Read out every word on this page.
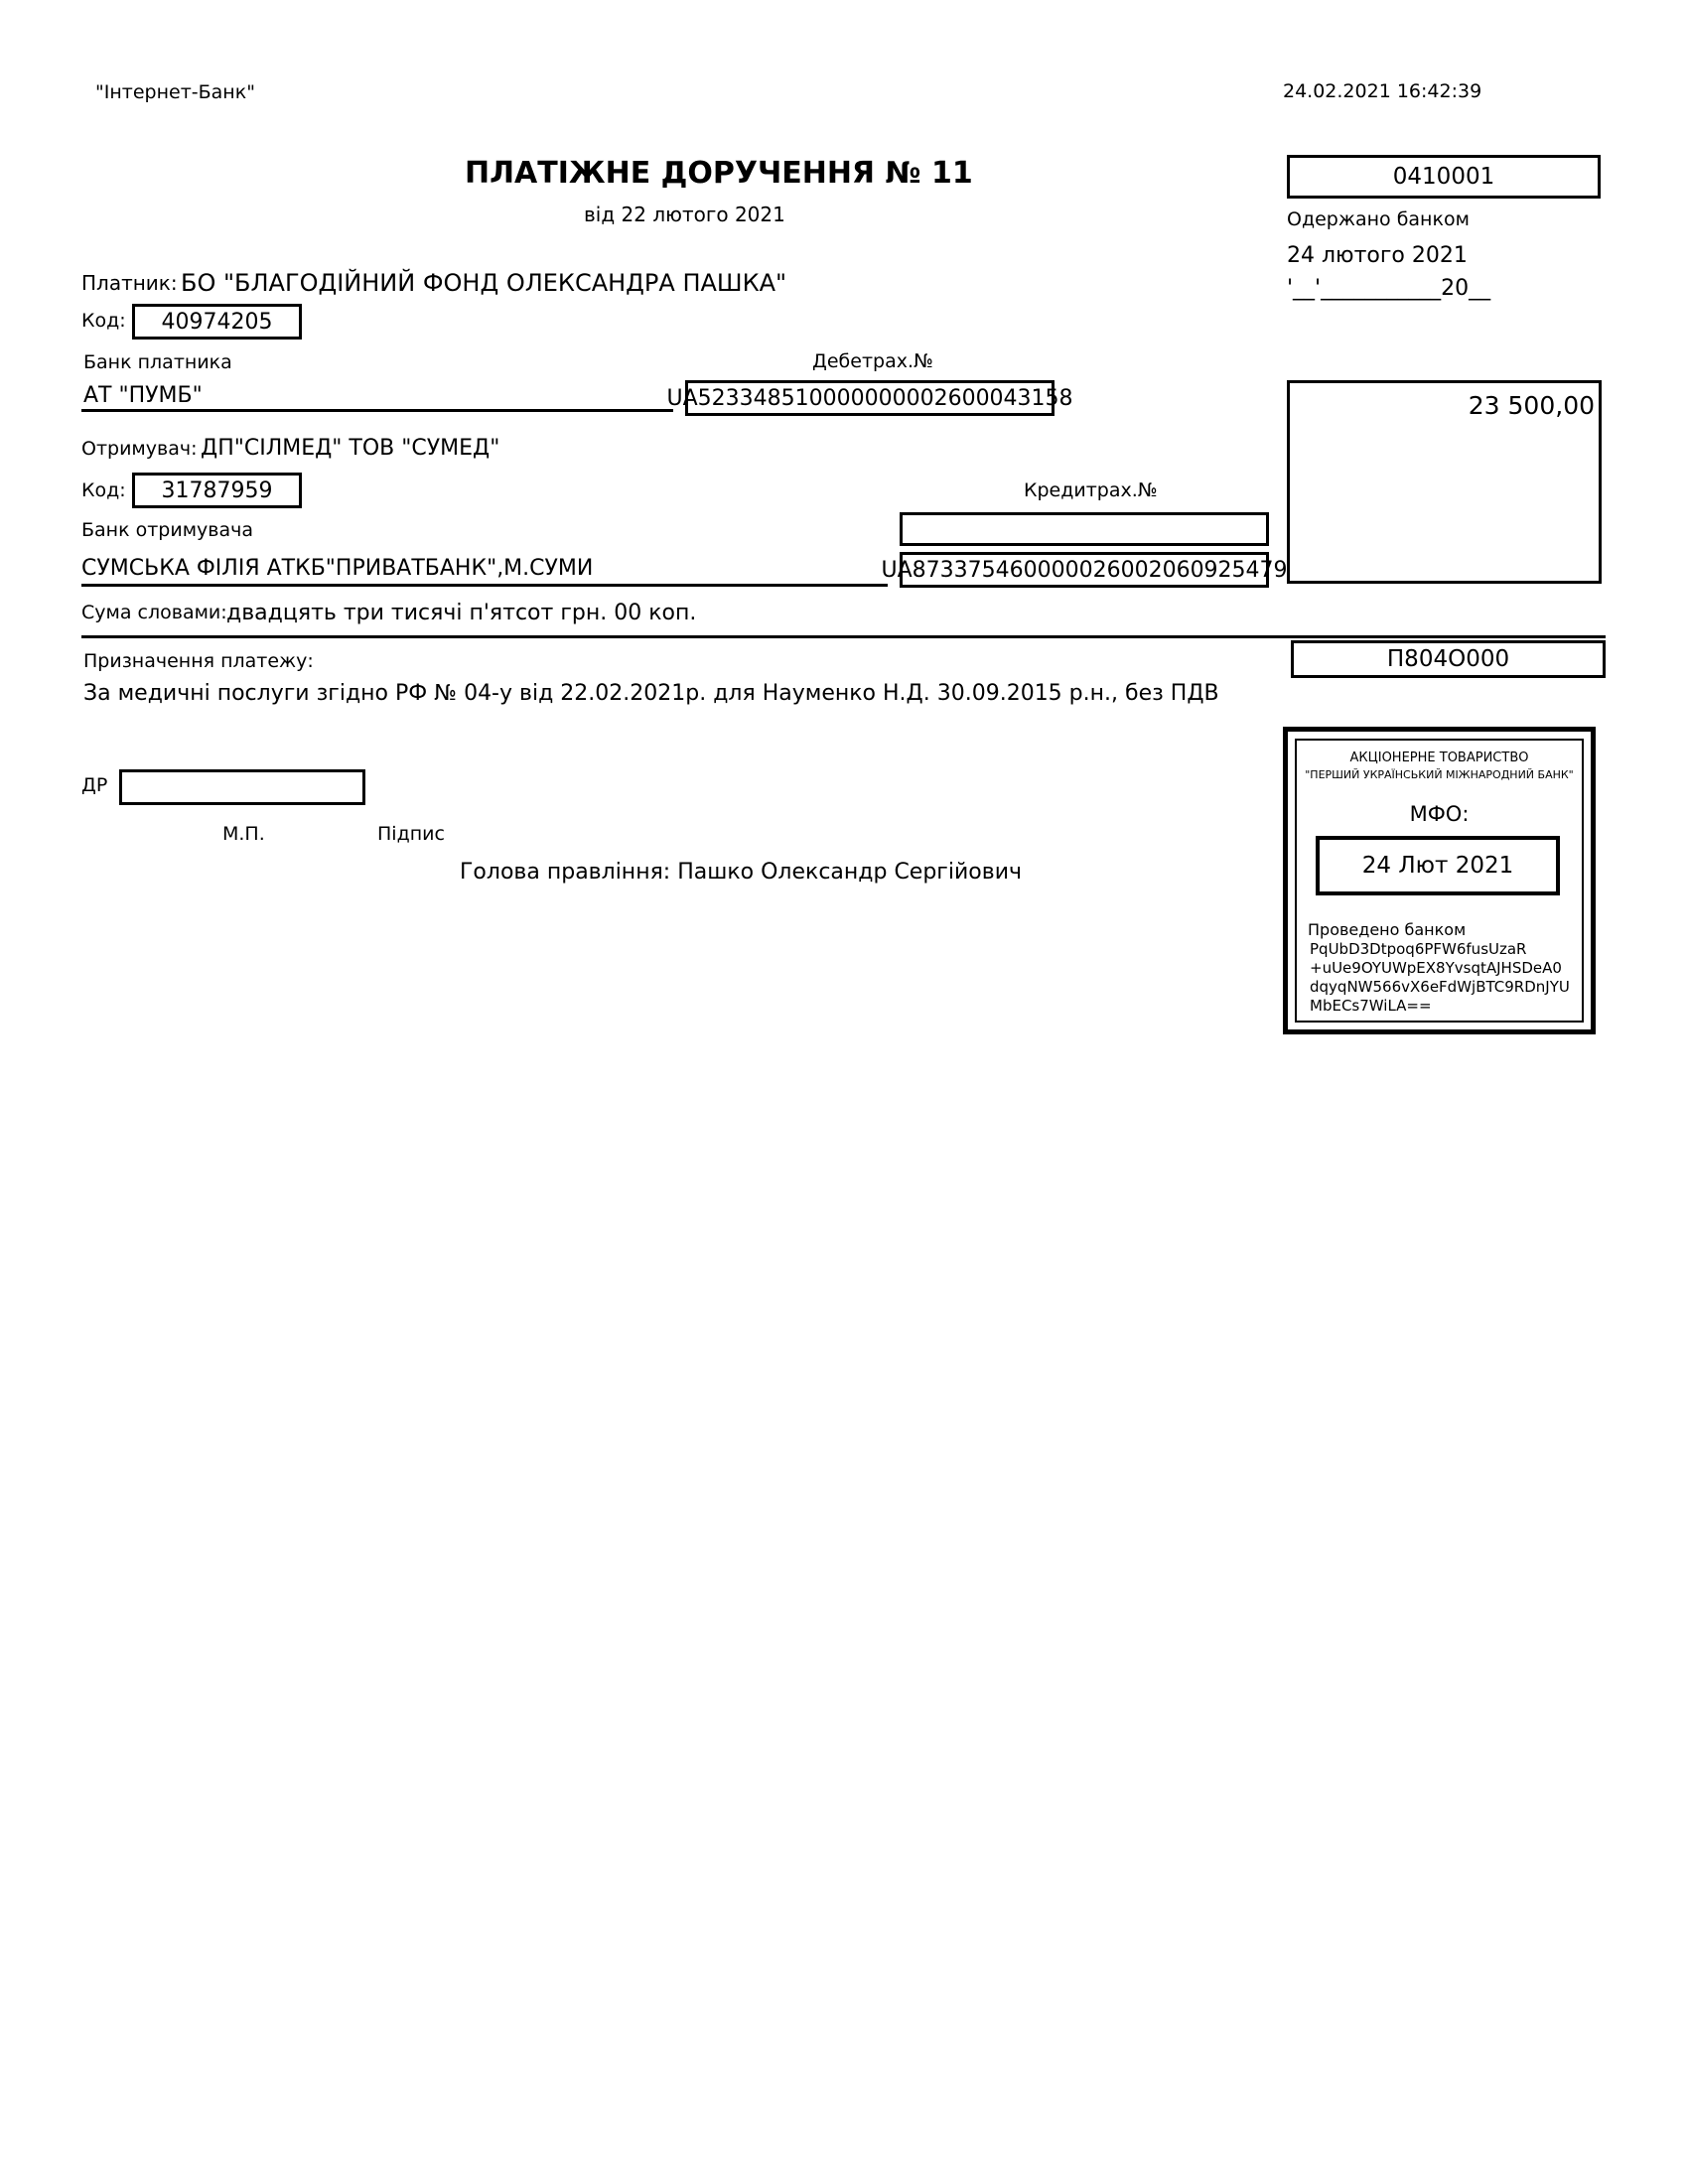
"Інтернет-Банк"	24.02.2021 16:42:39
ПЛАТІЖНЕ ДОРУЧЕННЯ № 11
від 22 лютого 2021
0410001
Одержано банком
24 лютого 2021
'__'___________20__
Платник: БО "БЛАГОДІЙНИЙ ФОНД ОЛЕКСАНДРА ПАШКА"
Код: 40974205
Банк платника	Дебетрах.№
АТ "ПУМБ"	UA523348510000000002600043158	23 500,00
Отримувач: ДП"СІЛМЕД" ТОВ "СУМЕД"
Код: 31787959	Кредитрах.№
Банк отримувача
СУМСЬКА ФІЛІЯ АТКБ"ПРИВАТБАНК",М.СУМИ	UA873375460000026002060925479
Сума словами: двадцять три тисячі п'ятсот грн. 00 коп.
Призначення платежу:	П804О000
За медичні послуги згідно РФ № 04-у від 22.02.2021р. для Науменко Н.Д. 30.09.2015 р.н., без ПДВ
ДР
М.П.	Підпис
Голова правління: Пашко Олександр Сергійович
АКЦІОНЕРНЕ ТОВАРИСТВО
"ПЕРШИЙ УКРАЇНСЬКИЙ МІЖНАРОДНИЙ БАНК"
МФО:
24 Лют 2021
Проведено банком
PqUbD3Dtpoq6PFW6fusUzaR
+uUe9OYUWpEX8YvsqtAJHSDeA0
dqyqNW566vX6eFdWjBTC9RDnJYU
MbECs7WiLA==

◆ EXERCISE DIRECTIONS: Repeat the listing verbatim. Skip the pictures.

◆ EXERCISE SOLUTION:
Read out every word on this page.
"Інтернет-Банк"	24.02.2021 16:42:39
ПЛАТІЖНЕ ДОРУЧЕННЯ № 11
від 22 лютого 2021
0410001
Одержано банком
24 лютого 2021
'__'___________20__
Платник: БО "БЛАГОДІЙНИЙ ФОНД ОЛЕКСАНДРА ПАШКА"
Код: 40974205
Банк платника	Дебетрах.№
АТ "ПУМБ"	UA523348510000000002600043158	23 500,00
Отримувач: ДП"СІЛМЕД" ТОВ "СУМЕД"
Код: 31787959	Кредитрах.№
Банк отримувача
СУМСЬКА ФІЛІЯ АТКБ"ПРИВАТБАНК",М.СУМИ	UA873375460000026002060925479
Сума словами: двадцять три тисячі п'ятсот грн. 00 коп.
Призначення платежу:	П804О000
За медичні послуги згідно РФ № 04-у від 22.02.2021р. для Науменко Н.Д. 30.09.2015 р.н., без ПДВ
ДР
М.П.	Підпис
Голова правління: Пашко Олександр Сергійович
АКЦІОНЕРНЕ ТОВАРИСТВО
"ПЕРШИЙ УКРАЇНСЬКИЙ МІЖНАРОДНИЙ БАНК"
МФО:
24 Лют 2021
Проведено банком
PqUbD3Dtpoq6PFW6fusUzaR
+uUe9OYUWpEX8YvsqtAJHSDeA0
dqyqNW566vX6eFdWjBTC9RDnJYU
MbECs7WiLA==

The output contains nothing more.